**JOB:** Output all of the entries exactly as written.

**MATERIALS PROVIDED:**
# # # #

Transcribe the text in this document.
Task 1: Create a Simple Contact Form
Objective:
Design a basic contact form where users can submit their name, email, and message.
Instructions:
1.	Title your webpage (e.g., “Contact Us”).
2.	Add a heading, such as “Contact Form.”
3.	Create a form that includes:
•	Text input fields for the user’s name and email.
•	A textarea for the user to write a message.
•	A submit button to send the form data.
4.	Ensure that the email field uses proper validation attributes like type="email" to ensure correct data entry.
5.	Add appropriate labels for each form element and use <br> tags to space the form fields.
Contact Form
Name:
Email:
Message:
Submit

# # # #

**FINISHED EXERCISE:**
Transcribe the text in this document.
Task 1: Create a Simple Contact Form
Objective:
Design a basic contact form where users can submit their name, email, and message.
Instructions:
1.	Title your webpage (e.g., “Contact Us”).
2.	Add a heading, such as “Contact Form.”
3.	Create a form that includes:
•	Text input fields for the user’s name and email.
•	A textarea for the user to write a message.
•	A submit button to send the form data.
4.	Ensure that the email field uses proper validation attributes like type="email" to ensure correct data entry.
5.	Add appropriate labels for each form element and use <br> tags to space the form fields.
Contact Form
Name:
Email:
Message:
Submit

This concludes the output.